Stored dataset items:
--- --- ---
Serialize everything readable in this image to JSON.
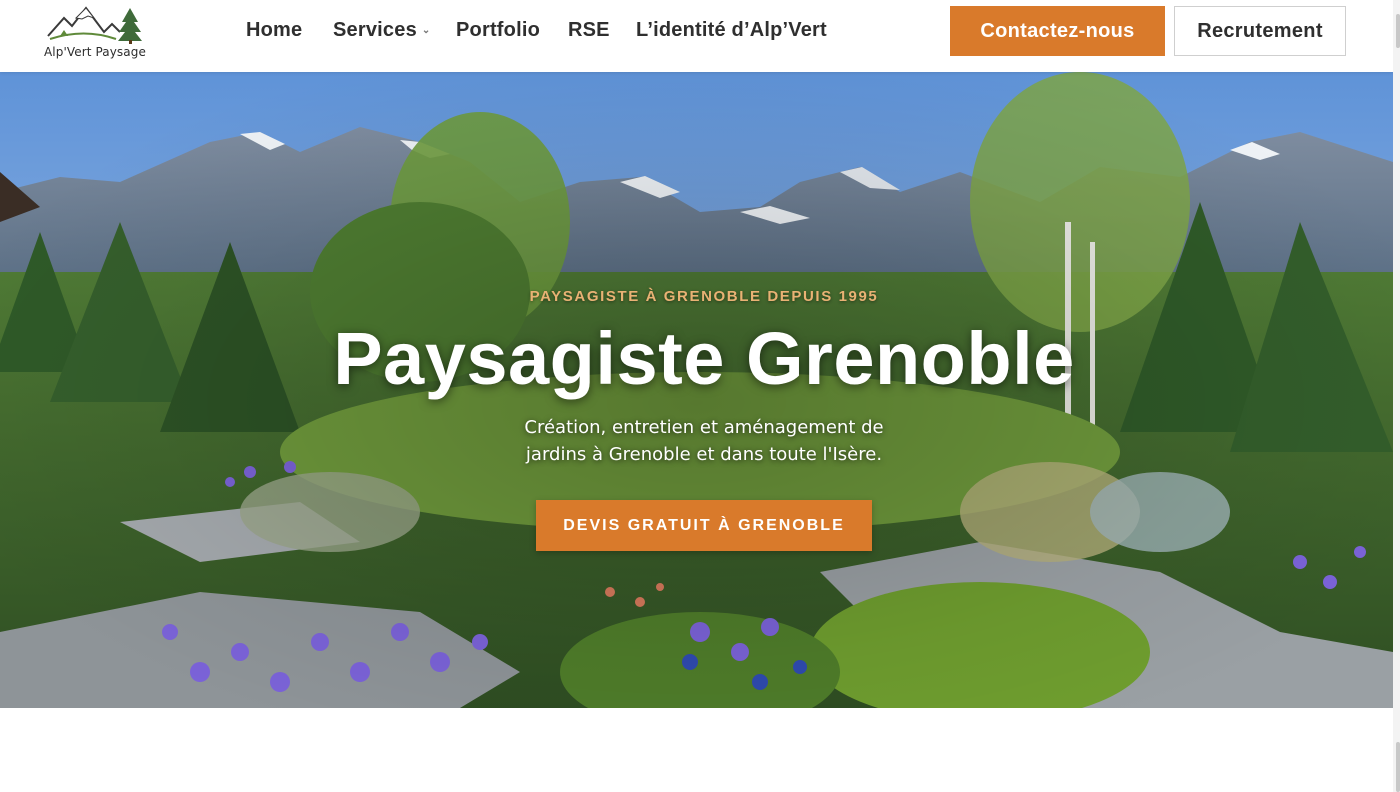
{
  "brand": {
    "logo_text": "Alp'Vert Paysage",
    "logo_icon": "mountain-fir-logo",
    "accent_color": "#d97a2b"
  },
  "nav": {
    "items": [
      {
        "label": "Home"
      },
      {
        "label": "Services",
        "has_dropdown": true,
        "dropdown_icon": "chevron-down-icon"
      },
      {
        "label": "Portfolio"
      },
      {
        "label": "RSE"
      },
      {
        "label": "L’identité d’Alp’Vert"
      }
    ]
  },
  "header_buttons": {
    "contact_label": "Contactez-nous",
    "recruit_label": "Recrutement"
  },
  "hero": {
    "eyebrow": "PAYSAGISTE À GRENOBLE DEPUIS 1995",
    "title": "Paysagiste Grenoble",
    "subtitle": "Création, entretien et aménagement de jardins à Grenoble et dans toute l'Isère.",
    "cta_label": "DEVIS GRATUIT À GRENOBLE",
    "background": "alpine-garden-photo"
  }
}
--- --- ---
WORK REQUIRED: The data should be printed again unchanged; leave its pictures out.

PROBLEM SOLUTION:
Serialize everything readable in this image to JSON.
{
  "brand": {
    "logo_text": "Alp'Vert Paysage",
    "logo_icon": "mountain-fir-logo",
    "accent_color": "#d97a2b"
  },
  "nav": {
    "items": [
      {
        "label": "Home"
      },
      {
        "label": "Services",
        "has_dropdown": true,
        "dropdown_icon": "chevron-down-icon"
      },
      {
        "label": "Portfolio"
      },
      {
        "label": "RSE"
      },
      {
        "label": "L’identité d’Alp’Vert"
      }
    ]
  },
  "header_buttons": {
    "contact_label": "Contactez-nous",
    "recruit_label": "Recrutement"
  },
  "hero": {
    "eyebrow": "PAYSAGISTE À GRENOBLE DEPUIS 1995",
    "title": "Paysagiste Grenoble",
    "subtitle": "Création, entretien et aménagement de jardins à Grenoble et dans toute l'Isère.",
    "cta_label": "DEVIS GRATUIT À GRENOBLE",
    "background": "alpine-garden-photo"
  }
}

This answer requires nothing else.